**The request:**
Transcribe the listing that follows in full, omitting pictures.
** Start **
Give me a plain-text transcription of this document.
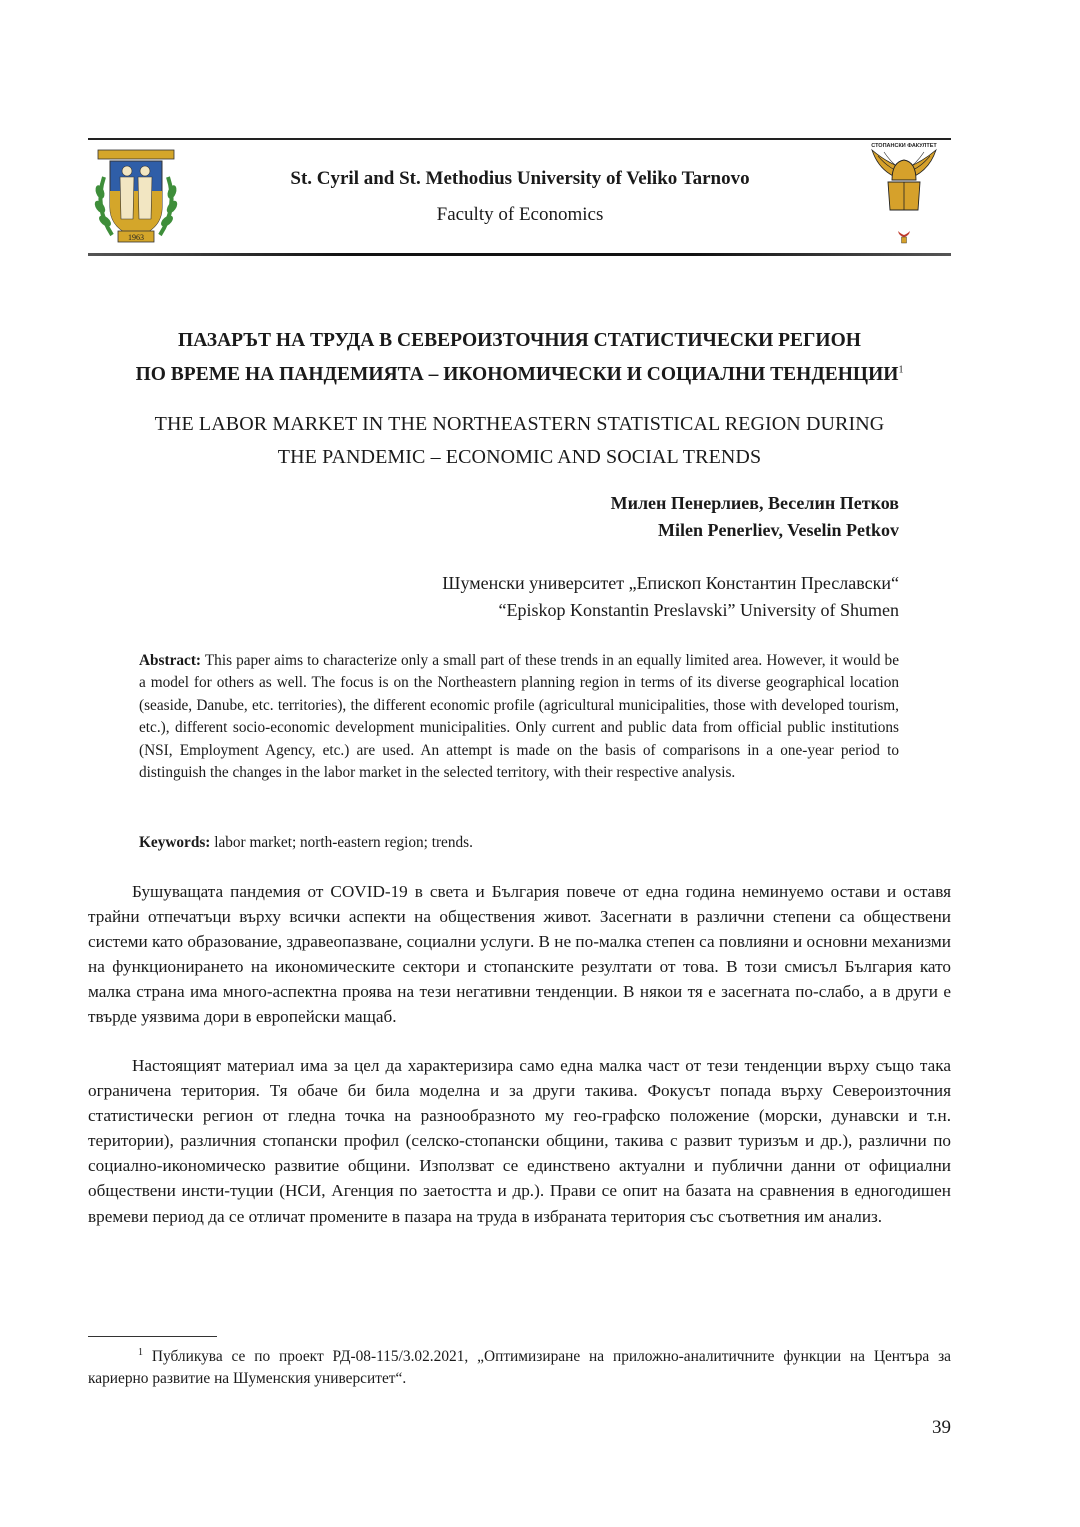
1963
St. Cyril and St. Methodius University of Veliko Tarnovo
Faculty of Economics
СТОПАНСКИ ФАКУЛТЕТ
ПАЗАРЪТ НА ТРУДА В СЕВЕРОИЗТОЧНИЯ СТАТИСТИЧЕСКИ РЕГИОН
ПО ВРЕМЕ НА ПАНДЕМИЯТА – ИКОНОМИЧЕСКИ И СОЦИАЛНИ ТЕНДЕНЦИИ$^1$
THE LABOR MARKET IN THE NORTHEASTERN STATISTICAL REGION DURING
THE PANDEMIC – ECONOMIC AND SOCIAL TRENDS
Милен Пенерлиев, Веселин Петков
Milen Penerliev, Veselin Petkov
Шуменски университет „Епископ Константин Преславски“
“Episkop Konstantin Preslavski” University of Shumen
Abstract: This paper aims to characterize only a small part of these trends in an equally limited area. However, it would be a model for others as well. The focus is on the Northeastern planning region in terms of its diverse geographical location (seaside, Danube, etc. territories), the different economic profile (agricultural municipalities, those with developed tourism, etc.), different socio-economic development municipalities. Only current and public data from official public institutions (NSI, Employment Agency, etc.) are used. An attempt is made on the basis of comparisons in a one-year period to distinguish the changes in the labor market in the selected territory, with their respective analysis.
Keywords: labor market; north-eastern region; trends.
Бушуващата пандемия от COVID-19 в света и България повече от една година неминуемо остави и оставя трайни отпечатъци върху всички аспекти на обществения живот. Засегнати в различни степени са обществени системи като образование, здравеопазване, социални услуги. В не по-малка степен са повлияни и основни механизми на функционирането на икономическите сектори и стопанските резултати от това. В този смисъл България като малка страна има много-аспектна проява на тези негативни тенденции. В някои тя е засегната по-слабо, а в други е твърде уязвима дори в европейски мащаб.
Настоящият материал има за цел да характеризира само една малка част от тези тенденции върху също така ограничена територия. Тя обаче би била моделна и за други такива. Фокусът попада върху Североизточния статистически регион от гледна точка на разнообразното му гео-графско положение (морски, дунавски и т.н. територии), различния стопански профил (селско-стопански общини, такива с развит туризъм и др.), различни по социално-икономическо развитие общини. Използват се единствено актуални и публични данни от официални обществени инсти-туции (НСИ, Агенция по заетостта и др.). Прави се опит на базата на сравнения в едногодишен времеви период да се отличат промените в пазара на труда в избраната територия със съответния им анализ.
$^1$ Публикува се по проект РД-08-115/3.02.2021, „Оптимизиране на приложно-аналитичните функции на Центъра за кариерно развитие на Шуменския университет“.
39
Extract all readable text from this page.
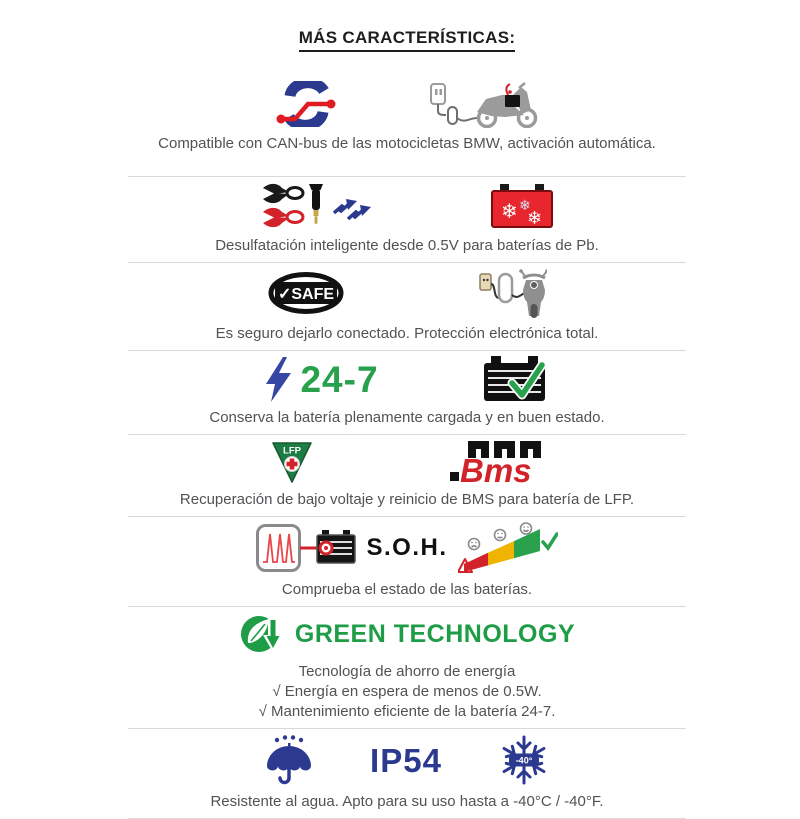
MÁS CARACTERÍSTICAS:

Compatible con CAN-bus de las motocicletas BMW, activación automática.

❄ ❄
❄

Desulfatación inteligente desde 0.5V para baterías de Pb.

✓SAFE

Es seguro dejarlo conectado. Protección electrónica total.

24-7

Conserva la batería plenamente cargada y en buen estado.

LFP
Bms

Recuperación de bajo voltaje y reinicio de BMS para batería de LFP.

S.O.H.

Comprueba el estado de las baterías.

GREEN TECHNOLOGY

Tecnología de ahorro de energía

√ Energía en espera de menos de 0.5W.

√ Mantenimiento eficiente de la batería 24-7.

IP54	-40°

Resistente al agua. Apto para su uso hasta a -40°C / -40°F.
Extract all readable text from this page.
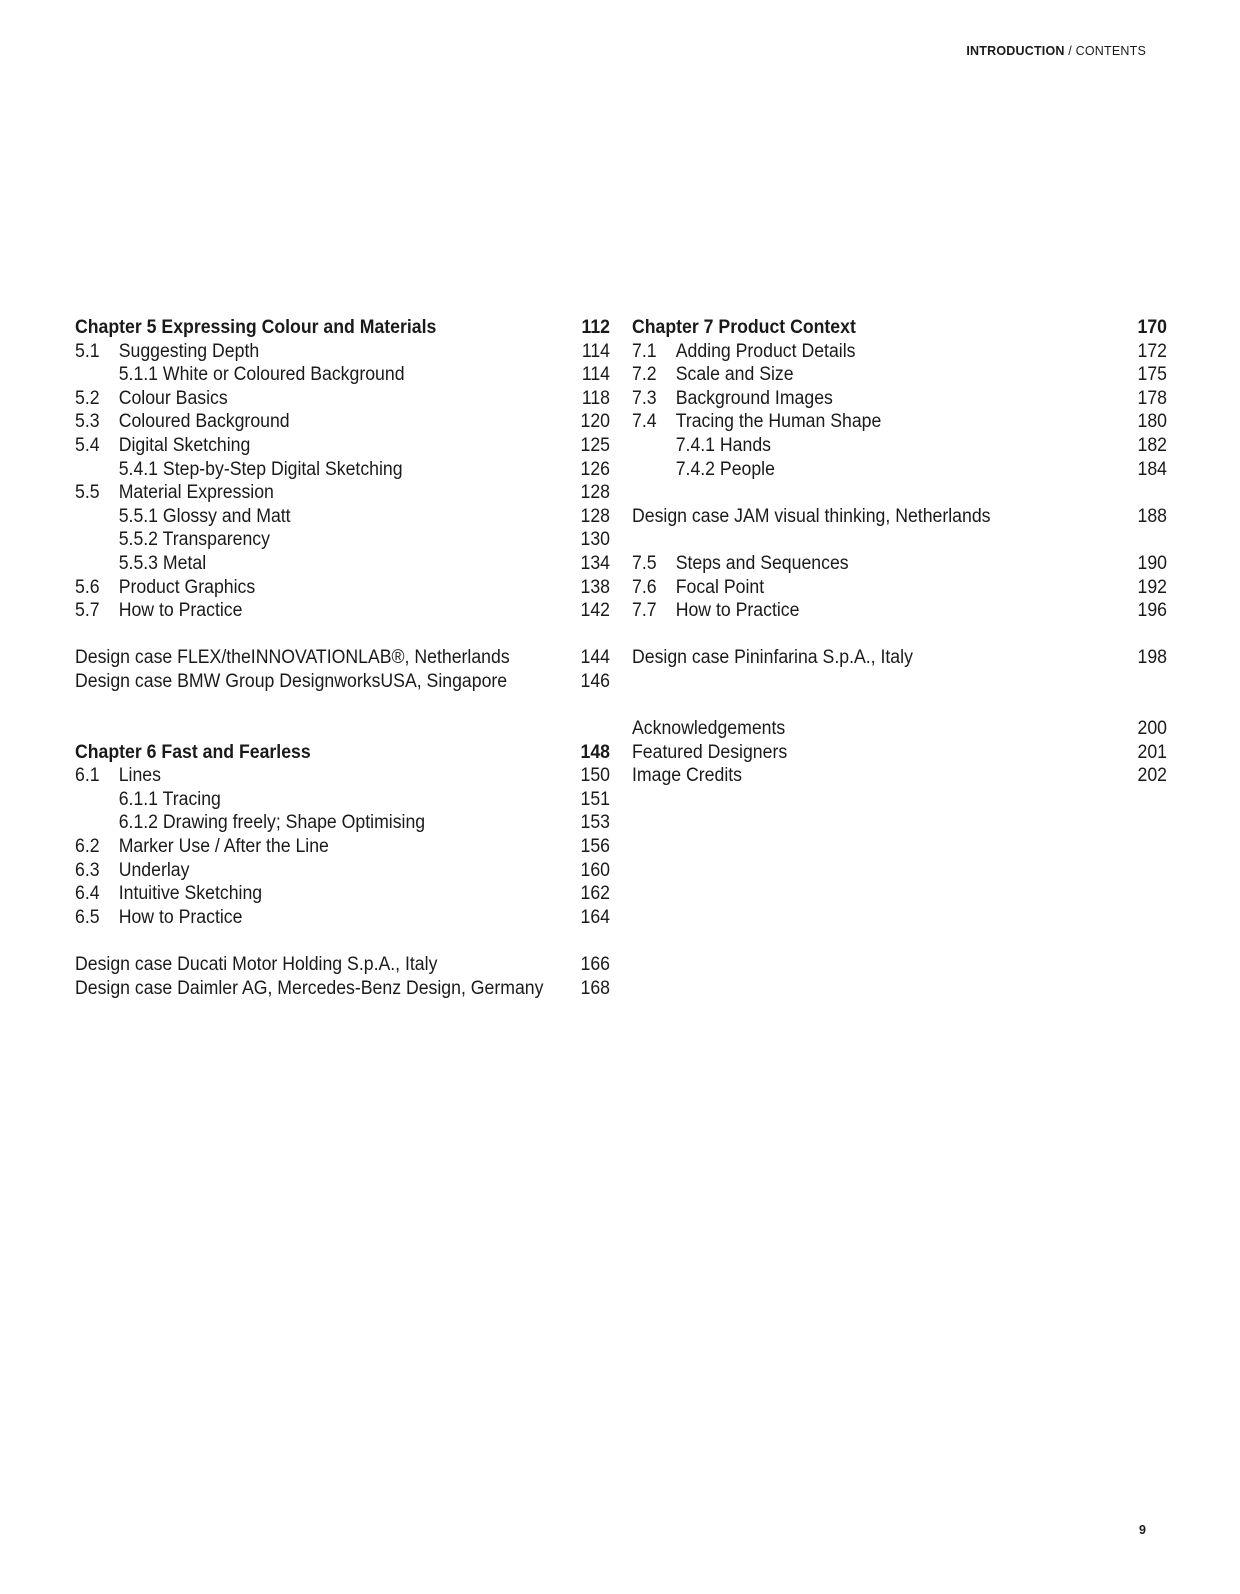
INTRODUCTION / CONTENTS
Chapter 5 Expressing Colour and Materials	112
5.1 Suggesting Depth	114
5.1.1 White or Coloured Background	114
5.2 Colour Basics	118
5.3 Coloured Background	120
5.4 Digital Sketching	125
5.4.1 Step-by-Step Digital Sketching	126
5.5 Material Expression	128
5.5.1 Glossy and Matt	128
5.5.2 Transparency	130
5.5.3 Metal	134
5.6 Product Graphics	138
5.7 How to Practice	142
Design case FLEX/theINNOVATIONLAB®, Netherlands	144
Design case BMW Group DesignworksUSA, Singapore	146
Chapter 6 Fast and Fearless	148
6.1 Lines	150
6.1.1 Tracing	151
6.1.2 Drawing freely; Shape Optimising	153
6.2 Marker Use / After the Line	156
6.3 Underlay	160
6.4 Intuitive Sketching	162
6.5 How to Practice	164
Design case Ducati Motor Holding S.p.A., Italy	166
Design case Daimler AG, Mercedes-Benz Design, Germany 168
Chapter 7 Product Context	170
7.1 Adding Product Details	172
7.2 Scale and Size	175
7.3 Background Images	178
7.4 Tracing the Human Shape	180
7.4.1 Hands	182
7.4.2 People	184
Design case JAM visual thinking, Netherlands	188
7.5 Steps and Sequences	190
7.6 Focal Point	192
7.7 How to Practice	196
Design case Pininfarina S.p.A., Italy	198
Acknowledgements	200
Featured Designers	201
Image Credits	202
9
** End **
**Solution to this exercise:**
Give me a plain-text transcription of this document.
1963
St. Cyril and St. Methodius University of Veliko Tarnovo
Faculty of Economics
СТОПАНСКИ ФАКУЛТЕТ
ПАЗАРЪТ НА ТРУДА В СЕВЕРОИЗТОЧНИЯ СТАТИСТИЧЕСКИ РЕГИОН
ПО ВРЕМЕ НА ПАНДЕМИЯТА – ИКОНОМИЧЕСКИ И СОЦИАЛНИ ТЕНДЕНЦИИ$^1$
THE LABOR MARKET IN THE NORTHEASTERN STATISTICAL REGION DURING
THE PANDEMIC – ECONOMIC AND SOCIAL TRENDS
Милен Пенерлиев, Веселин Петков
Milen Penerliev, Veselin Petkov
Шуменски университет „Епископ Константин Преславски“
“Episkop Konstantin Preslavski” University of Shumen
Abstract: This paper aims to characterize only a small part of these trends in an equally limited area. However, it would be a model for others as well. The focus is on the Northeastern planning region in terms of its diverse geographical location (seaside, Danube, etc. territories), the different economic profile (agricultural municipalities, those with developed tourism, etc.), different socio-economic development municipalities. Only current and public data from official public institutions (NSI, Employment Agency, etc.) are used. An attempt is made on the basis of comparisons in a one-year period to distinguish the changes in the labor market in the selected territory, with their respective analysis.
Keywords: labor market; north-eastern region; trends.
Бушуващата пандемия от COVID-19 в света и България повече от една година неминуемо остави и оставя трайни отпечатъци върху всички аспекти на обществения живот. Засегнати в различни степени са обществени системи като образование, здравеопазване, социални услуги. В не по-малка степен са повлияни и основни механизми на функционирането на икономическите сектори и стопанските резултати от това. В този смисъл България като малка страна има много-аспектна проява на тези негативни тенденции. В някои тя е засегната по-слабо, а в други е твърде уязвима дори в европейски мащаб.
Настоящият материал има за цел да характеризира само една малка част от тези тенденции върху също така ограничена територия. Тя обаче би била моделна и за други такива. Фокусът попада върху Североизточния статистически регион от гледна точка на разнообразното му гео-графско положение (морски, дунавски и т.н. територии), различния стопански профил (селско-стопански общини, такива с развит туризъм и др.), различни по социално-икономическо развитие общини. Използват се единствено актуални и публични данни от официални обществени инсти-туции (НСИ, Агенция по заетостта и др.). Прави се опит на базата на сравнения в едногодишен времеви период да се отличат промените в пазара на труда в избраната територия със съответния им анализ.
$^1$ Публикува се по проект РД-08-115/3.02.2021, „Оптимизиране на приложно-аналитичните функции на Центъра за кариерно развитие на Шуменския университет“.
39
Extract all readable text from this page.
MÁS CARACTERÍSTICAS:

Compatible con CAN-bus de las motocicletas BMW, activación automática.

❄ ❄
❄

Desulfatación inteligente desde 0.5V para baterías de Pb.

✓SAFE

Es seguro dejarlo conectado. Protección electrónica total.

24-7

Conserva la batería plenamente cargada y en buen estado.

LFP
Bms

Recuperación de bajo voltaje y reinicio de BMS para batería de LFP.

S.O.H.

Comprueba el estado de las baterías.

GREEN TECHNOLOGY

Tecnología de ahorro de energía

√ Energía en espera de menos de 0.5W.

√ Mantenimiento eficiente de la batería 24-7.

IP54	-40°

Resistente al agua. Apto para su uso hasta a -40°C / -40°F.
Extract all readable text from this page.
INTRODUCTION / CONTENTS
Chapter 5 Expressing Colour and Materials	112
5.1 Suggesting Depth	114
5.1.1 White or Coloured Background	114
5.2 Colour Basics	118
5.3 Coloured Background	120
5.4 Digital Sketching	125
5.4.1 Step-by-Step Digital Sketching	126
5.5 Material Expression	128
5.5.1 Glossy and Matt	128
5.5.2 Transparency	130
5.5.3 Metal	134
5.6 Product Graphics	138
5.7 How to Practice	142
Design case FLEX/theINNOVATIONLAB®, Netherlands	144
Design case BMW Group DesignworksUSA, Singapore	146
Chapter 6 Fast and Fearless	148
6.1 Lines	150
6.1.1 Tracing	151
6.1.2 Drawing freely; Shape Optimising	153
6.2 Marker Use / After the Line	156
6.3 Underlay	160
6.4 Intuitive Sketching	162
6.5 How to Practice	164
Design case Ducati Motor Holding S.p.A., Italy	166
Design case Daimler AG, Mercedes-Benz Design, Germany 168
Chapter 7 Product Context	170
7.1 Adding Product Details	172
7.2 Scale and Size	175
7.3 Background Images	178
7.4 Tracing the Human Shape	180
7.4.1 Hands	182
7.4.2 People	184
Design case JAM visual thinking, Netherlands	188
7.5 Steps and Sequences	190
7.6 Focal Point	192
7.7 How to Practice	196
Design case Pininfarina S.p.A., Italy	198
Acknowledgements	200
Featured Designers	201
Image Credits	202
9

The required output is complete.